START
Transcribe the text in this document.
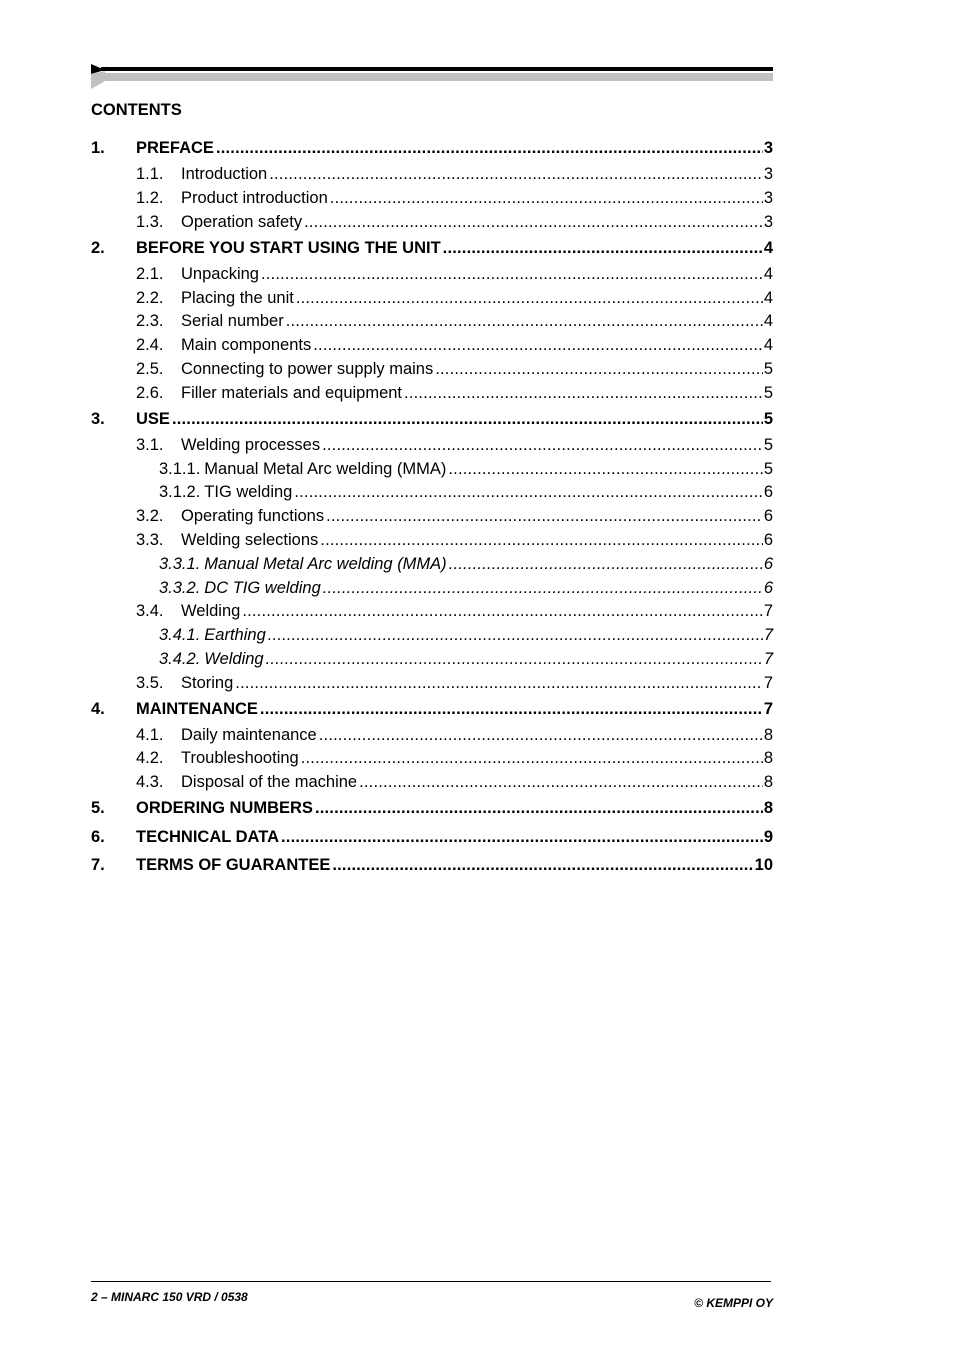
CONTENTS
1.	PREFACE .....	3
1.1.	Introduction .....	3
1.2.	Product introduction .....	3
1.3.	Operation safety .....	3
2.	BEFORE YOU START USING THE UNIT .....	4
2.1.	Unpacking .....	4
2.2.	Placing the unit .....	4
2.3.	Serial number .....	4
2.4.	Main components .....	4
2.5.	Connecting to power supply mains .....	5
2.6.	Filler materials and equipment .....	5
3.	USE .....	5
3.1.	Welding processes .....	5
3.1.1. Manual Metal Arc welding (MMA) .....	5
3.1.2. TIG welding .....	6
3.2.	Operating functions .....	6
3.3.	Welding selections .....	6
3.3.1. Manual Metal Arc welding (MMA) .....	6
3.3.2. DC TIG welding .....	6
3.4.	Welding .....	7
3.4.1. Earthing .....	7
3.4.2. Welding .....	7
3.5.	Storing .....	7
4.	MAINTENANCE .....	7
4.1.	Daily maintenance .....	8
4.2.	Troubleshooting .....	8
4.3.	Disposal of the machine .....	8
5.	ORDERING NUMBERS .....	8
6.	TECHNICAL DATA .....	9
7.	TERMS OF GUARANTEE .....	10
2 – MINARC 150 VRD / 0538	© KEMPPI OY
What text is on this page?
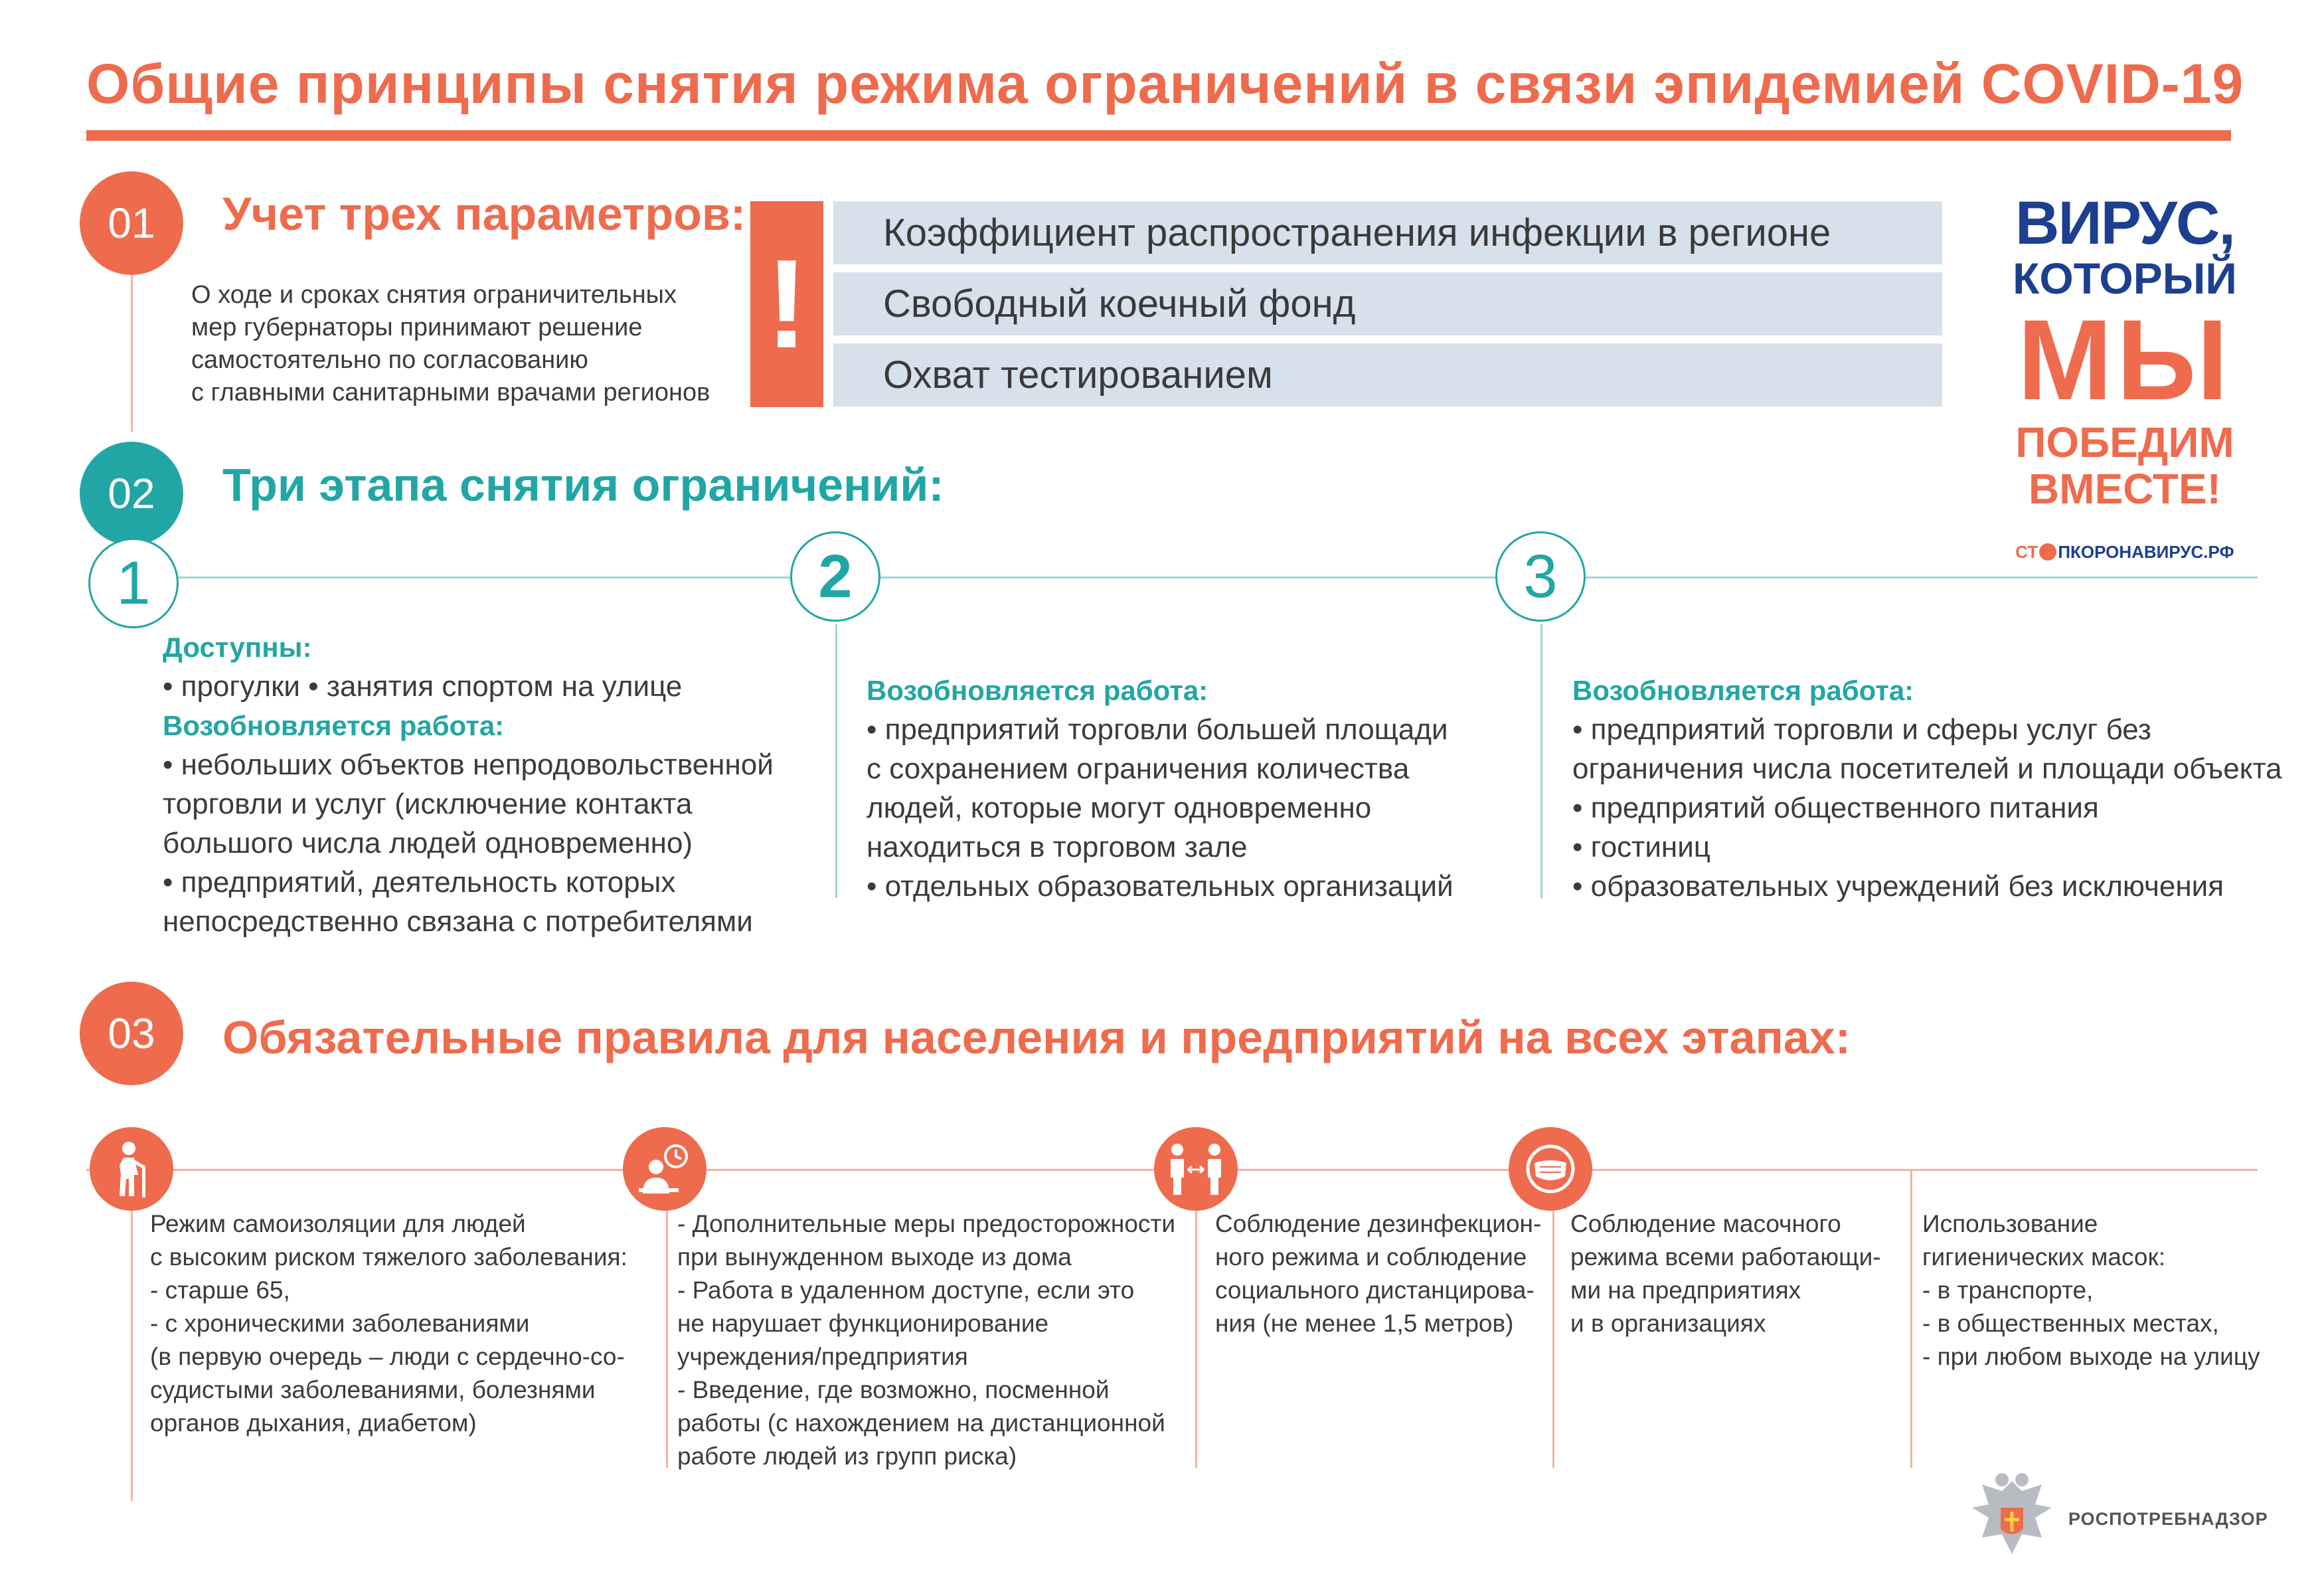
Общие принципы снятия режима ограничений в связи эпидемией COVID-19
01 Учет трех параметров:
О ходе и сроках снятия ограничительных
мер губернаторы принимают решение
самостоятельно по согласованию
с главными санитарными врачами регионов
!
Коэффициент распространения инфекции в регионе
Свободный коечный фонд
Охват тестированием
ВИРУС,
КОТОРЫЙ
МЫ
ПОБЕДИМ
ВМЕСТЕ!
СТ ПКОРОНАВИРУС.РФ
02 Три этапа снятия ограничений:
1	2	3
Доступны:
• прогулки • занятия спортом на улице
Возобновляется работа:
• небольших объектов непродовольственной
торговли и услуг (исключение контакта
большого числа людей одновременно)
• предприятий, деятельность которых
непосредственно связана с потребителями
Возобновляется работа:
• предприятий торговли большей площади
с сохранением ограничения количества
людей, которые могут одновременно
находиться в торговом зале
• отдельных образовательных организаций
Возобновляется работа:
• предприятий торговли и сферы услуг без
ограничения числа посетителей и площади объекта
• предприятий общественного питания
• гостиниц
• образовательных учреждений без исключения
03 Обязательные правила для населения и предприятий на всех этапах:
Режим самоизоляции для людей
с высоким риском тяжелого заболевания:
- старше 65,
- с хроническими заболеваниями
(в первую очередь – люди с сердечно-со-
судистыми заболеваниями, болезнями
органов дыхания, диабетом)
- Дополнительные меры предосторожности
при вынужденном выходе из дома
- Работа в удаленном доступе, если это
не нарушает функционирование
учреждения/предприятия
- Введение, где возможно, посменной
работы (с нахождением на дистанционной
работе людей из групп риска)
Соблюдение дезинфекцион-
ного режима и соблюдение
социального дистанцирова-
ния (не менее 1,5 метров)
Соблюдение масочного
режима всеми работающи-
ми на предприятиях
и в организациях
Использование
гигиенических масок:
- в транспорте,
- в общественных местах,
- при любом выходе на улицу
РОСПОТРЕБНАДЗОР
END
Aim of the exercise
The listing above needs to be output again exactly. Don't include the pictures.

Exercise answer
Transcribe the text in this document.
CONTENTS
1.	PREFACE .....	3
1.1.	Introduction .....	3
1.2.	Product introduction .....	3
1.3.	Operation safety .....	3
2.	BEFORE YOU START USING THE UNIT .....	4
2.1.	Unpacking .....	4
2.2.	Placing the unit .....	4
2.3.	Serial number .....	4
2.4.	Main components .....	4
2.5.	Connecting to power supply mains .....	5
2.6.	Filler materials and equipment .....	5
3.	USE .....	5
3.1.	Welding processes .....	5
3.1.1. Manual Metal Arc welding (MMA) .....	5
3.1.2. TIG welding .....	6
3.2.	Operating functions .....	6
3.3.	Welding selections .....	6
3.3.1. Manual Metal Arc welding (MMA) .....	6
3.3.2. DC TIG welding .....	6
3.4.	Welding .....	7
3.4.1. Earthing .....	7
3.4.2. Welding .....	7
3.5.	Storing .....	7
4.	MAINTENANCE .....	7
4.1.	Daily maintenance .....	8
4.2.	Troubleshooting .....	8
4.3.	Disposal of the machine .....	8
5.	ORDERING NUMBERS .....	8
6.	TECHNICAL DATA .....	9
7.	TERMS OF GUARANTEE .....	10
2 – MINARC 150 VRD / 0538	© KEMPPI OY
What text is on this page?
Общие принципы снятия режима ограничений в связи эпидемией COVID-19
01 Учет трех параметров:
О ходе и сроках снятия ограничительных
мер губернаторы принимают решение
самостоятельно по согласованию
с главными санитарными врачами регионов
!
Коэффициент распространения инфекции в регионе
Свободный коечный фонд
Охват тестированием
ВИРУС,
КОТОРЫЙ
МЫ
ПОБЕДИМ
ВМЕСТЕ!
СТ ПКОРОНАВИРУС.РФ
02 Три этапа снятия ограничений:
1	2	3
Доступны:
• прогулки • занятия спортом на улице
Возобновляется работа:
• небольших объектов непродовольственной
торговли и услуг (исключение контакта
большого числа людей одновременно)
• предприятий, деятельность которых
непосредственно связана с потребителями
Возобновляется работа:
• предприятий торговли большей площади
с сохранением ограничения количества
людей, которые могут одновременно
находиться в торговом зале
• отдельных образовательных организаций
Возобновляется работа:
• предприятий торговли и сферы услуг без
ограничения числа посетителей и площади объекта
• предприятий общественного питания
• гостиниц
• образовательных учреждений без исключения
03 Обязательные правила для населения и предприятий на всех этапах:
Режим самоизоляции для людей
с высоким риском тяжелого заболевания:
- старше 65,
- с хроническими заболеваниями
(в первую очередь – люди с сердечно-со-
судистыми заболеваниями, болезнями
органов дыхания, диабетом)
- Дополнительные меры предосторожности
при вынужденном выходе из дома
- Работа в удаленном доступе, если это
не нарушает функционирование
учреждения/предприятия
- Введение, где возможно, посменной
работы (с нахождением на дистанционной
работе людей из групп риска)
Соблюдение дезинфекцион-
ного режима и соблюдение
социального дистанцирова-
ния (не менее 1,5 метров)
Соблюдение масочного
режима всеми работающи-
ми на предприятиях
и в организациях
Использование
гигиенических масок:
- в транспорте,
- в общественных местах,
- при любом выходе на улицу
РОСПОТРЕБНАДЗОР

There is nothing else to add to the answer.